» **Tareas requeridas**:
• A. Responda a partir del texto seleccionado, con cada respuesta en su propia línea y marcada como la pregunta:
(i) ¿Dónde fue fusilado el dibujante?
(ii) ¿Cuántos días después sufrió su esposa Conchita la misma suerte?
(iii) ¿Qué se introdujo como temática habitual en los tebeos y viñetas satíricas de ambos bandos?
• B. Redacte la continuación del texto seleccionado sobre el dibujante de Huesca y la guerra civil, empezando después de su última oración.

━━ Texto seleccionado ━━

Les convencieron de que todo estaba bajo control, pero no era verdad y al día
siguiente Huesca fue ocupada por los sublevados, iniciandose inmediatamente una
cruel represión. El dibujante se ocultó en su domicilio, donde fueron a
buscarle en varias ocasiones, hasta que agobiado por oír cómo maltrataban a su
esposa para sacarle el lugar de su refugio, salió del escondite y se entregó.
Ese mismo día fue fusilado en las tapias del cementerio de la ciudad. Su
certificado de defunción afirma que murió “…sobre
las once de la noche en refriega habida por motivo de Guerra Civil…”
17 días después,
su esposa Conchita sufrió la misma suerte junto a un centenar de republicanos
oscenses. En el expediente procesal, con esa misma fecha, aparece lo siguiente:
“Es puesta en libertad en virtud de la
Comandancia Militar..."
El estallido de
la guerra civil obligó a tomar partido a los historietistas y humoristas
gráficos como a unos más, y la propaganda, el adoctrinamiento y el apoyo a los
esfuerzos bélicos se introdujo como temática habitual tanto en los tebeos y
viñetas satíricas de los fieles a la República como en los de los sublevados
contra ella.

━━━
━━ Extracto de datos ━━

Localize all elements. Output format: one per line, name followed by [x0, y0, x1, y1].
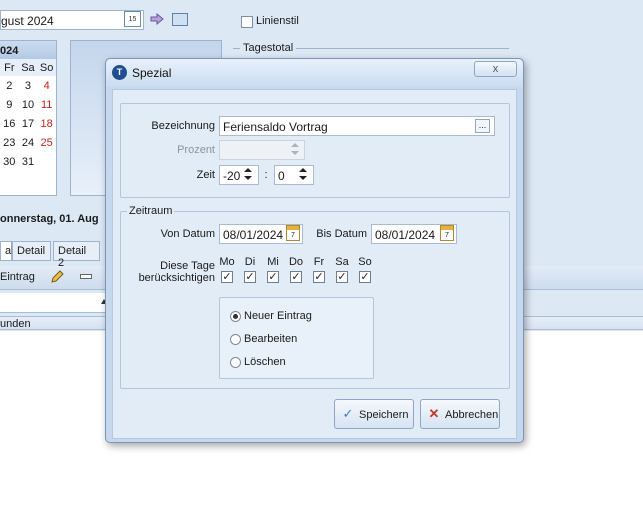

━━━

» **Respuestas por tarea**:
• A.
(i) En las tapias del cementerio de la ciudad.
(ii) 17 días después.
(iii) La propaganda, el adoctrinamiento y el apoyo a los esfuerzos bélicos.

• B.
Pese a todo,
unos y otros afrontaron esa labor propagandística de distinta manera. De
acuerdo a sus respectivos conceptos de lo que debía ser la política y a las
prácticas guerreras y políticas de cada uno, en el territorio cada vez más
escaso que dominaba la República tuvo lugar un auténtico estallido de
publicaciones de los más distintos matices políticos, anarquistas, socialistas,
catalanistas o comunistas, y de las más diversas organizaciones, especialmente
los diferentes cuerpos de ejército, que editaron su propia prensa. En el lado
franquista, en cambio, la estricta estructura piramidal y autoritaria del poder
contribuyó a una edición centralizada de las publicaciones, infantiles o no, que
fueron pocas pero fuertemente ideologizadas y proselitistas, cargadas de una
extraordinaria virulencia en su lucha contra la barbarie roja.
En poder de la
Republica, y esto es importante, habían permanecido los principales centros
impresores: Madrid, Barcelona y Valencia, en los que hasta ese momento se
publicaban la mayor parte de las revistas satíricas y juveniles. La idea
inicial de que la sublevación militar era una asonada más de las muchas que
había vivido el país a lo largo de su historia, de la que se esperaba que
pronto fuera aplastada por las fuerzas leales, facilitó que durante al menos el
primer año de guerra se siguieran editando las mismas revistas que se habían venido
publicando desde el nacimiento del género. Así, en el terreno infantil continuaron
saliendo Pulgarcito, Pocholo, TBO, Mikey, Yumbo, En Patufet, Gente Menuda
y tantos otros.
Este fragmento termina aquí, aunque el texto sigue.